_What is expected:_
Repeat the listing in full, preserving every character.
+++ Records supplied
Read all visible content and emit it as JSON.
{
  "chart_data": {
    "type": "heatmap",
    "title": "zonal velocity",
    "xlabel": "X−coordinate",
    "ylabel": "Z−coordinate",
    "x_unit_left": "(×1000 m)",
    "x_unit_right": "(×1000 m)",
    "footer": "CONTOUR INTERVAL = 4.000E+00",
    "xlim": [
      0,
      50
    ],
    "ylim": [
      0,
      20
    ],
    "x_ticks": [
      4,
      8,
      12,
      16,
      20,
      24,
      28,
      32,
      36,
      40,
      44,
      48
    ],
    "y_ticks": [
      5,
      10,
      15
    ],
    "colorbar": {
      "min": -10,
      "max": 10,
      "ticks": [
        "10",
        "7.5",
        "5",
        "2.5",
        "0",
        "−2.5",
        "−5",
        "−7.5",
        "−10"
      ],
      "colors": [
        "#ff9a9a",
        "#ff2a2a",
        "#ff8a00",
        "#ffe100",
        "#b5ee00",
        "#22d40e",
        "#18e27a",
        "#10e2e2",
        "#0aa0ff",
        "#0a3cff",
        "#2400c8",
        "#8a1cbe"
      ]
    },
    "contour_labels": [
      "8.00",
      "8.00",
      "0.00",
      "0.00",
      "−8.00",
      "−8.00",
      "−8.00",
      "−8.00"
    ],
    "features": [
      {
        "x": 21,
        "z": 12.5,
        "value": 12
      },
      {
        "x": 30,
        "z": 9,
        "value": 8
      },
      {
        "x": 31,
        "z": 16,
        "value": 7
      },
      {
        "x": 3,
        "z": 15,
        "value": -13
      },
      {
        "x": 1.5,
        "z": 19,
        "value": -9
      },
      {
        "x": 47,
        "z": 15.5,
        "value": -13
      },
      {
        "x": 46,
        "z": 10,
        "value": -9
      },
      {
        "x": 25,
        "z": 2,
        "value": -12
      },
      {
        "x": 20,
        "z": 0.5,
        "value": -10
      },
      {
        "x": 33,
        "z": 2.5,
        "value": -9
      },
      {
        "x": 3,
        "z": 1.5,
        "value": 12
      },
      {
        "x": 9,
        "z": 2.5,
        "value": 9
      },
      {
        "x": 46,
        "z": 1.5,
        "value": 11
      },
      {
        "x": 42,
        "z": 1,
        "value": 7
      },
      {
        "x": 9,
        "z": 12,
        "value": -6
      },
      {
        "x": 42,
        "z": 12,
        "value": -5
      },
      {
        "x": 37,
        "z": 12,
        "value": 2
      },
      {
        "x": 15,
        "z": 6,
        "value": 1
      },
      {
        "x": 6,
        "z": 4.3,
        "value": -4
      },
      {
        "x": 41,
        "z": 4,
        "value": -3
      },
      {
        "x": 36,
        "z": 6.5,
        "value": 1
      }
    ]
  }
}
++++++
_The result:_
Read all visible content and emit it as JSON.
{
  "chart_data": {
    "type": "heatmap",
    "title": "zonal velocity",
    "xlabel": "X−coordinate",
    "ylabel": "Z−coordinate",
    "x_unit_left": "(×1000 m)",
    "x_unit_right": "(×1000 m)",
    "footer": "CONTOUR INTERVAL = 4.000E+00",
    "xlim": [
      0,
      50
    ],
    "ylim": [
      0,
      20
    ],
    "x_ticks": [
      4,
      8,
      12,
      16,
      20,
      24,
      28,
      32,
      36,
      40,
      44,
      48
    ],
    "y_ticks": [
      5,
      10,
      15
    ],
    "colorbar": {
      "min": -10,
      "max": 10,
      "ticks": [
        "10",
        "7.5",
        "5",
        "2.5",
        "0",
        "−2.5",
        "−5",
        "−7.5",
        "−10"
      ],
      "colors": [
        "#ff9a9a",
        "#ff2a2a",
        "#ff8a00",
        "#ffe100",
        "#b5ee00",
        "#22d40e",
        "#18e27a",
        "#10e2e2",
        "#0aa0ff",
        "#0a3cff",
        "#2400c8",
        "#8a1cbe"
      ]
    },
    "contour_labels": [
      "8.00",
      "8.00",
      "0.00",
      "0.00",
      "−8.00",
      "−8.00",
      "−8.00",
      "−8.00"
    ],
    "features": [
      {
        "x": 21,
        "z": 12.5,
        "value": 12
      },
      {
        "x": 30,
        "z": 9,
        "value": 8
      },
      {
        "x": 31,
        "z": 16,
        "value": 7
      },
      {
        "x": 3,
        "z": 15,
        "value": -13
      },
      {
        "x": 1.5,
        "z": 19,
        "value": -9
      },
      {
        "x": 47,
        "z": 15.5,
        "value": -13
      },
      {
        "x": 46,
        "z": 10,
        "value": -9
      },
      {
        "x": 25,
        "z": 2,
        "value": -12
      },
      {
        "x": 20,
        "z": 0.5,
        "value": -10
      },
      {
        "x": 33,
        "z": 2.5,
        "value": -9
      },
      {
        "x": 3,
        "z": 1.5,
        "value": 12
      },
      {
        "x": 9,
        "z": 2.5,
        "value": 9
      },
      {
        "x": 46,
        "z": 1.5,
        "value": 11
      },
      {
        "x": 42,
        "z": 1,
        "value": 7
      },
      {
        "x": 9,
        "z": 12,
        "value": -6
      },
      {
        "x": 42,
        "z": 12,
        "value": -5
      },
      {
        "x": 37,
        "z": 12,
        "value": 2
      },
      {
        "x": 15,
        "z": 6,
        "value": 1
      },
      {
        "x": 6,
        "z": 4.3,
        "value": -4
      },
      {
        "x": 41,
        "z": 4,
        "value": -3
      },
      {
        "x": 36,
        "z": 6.5,
        "value": 1
      }
    ]
  }
}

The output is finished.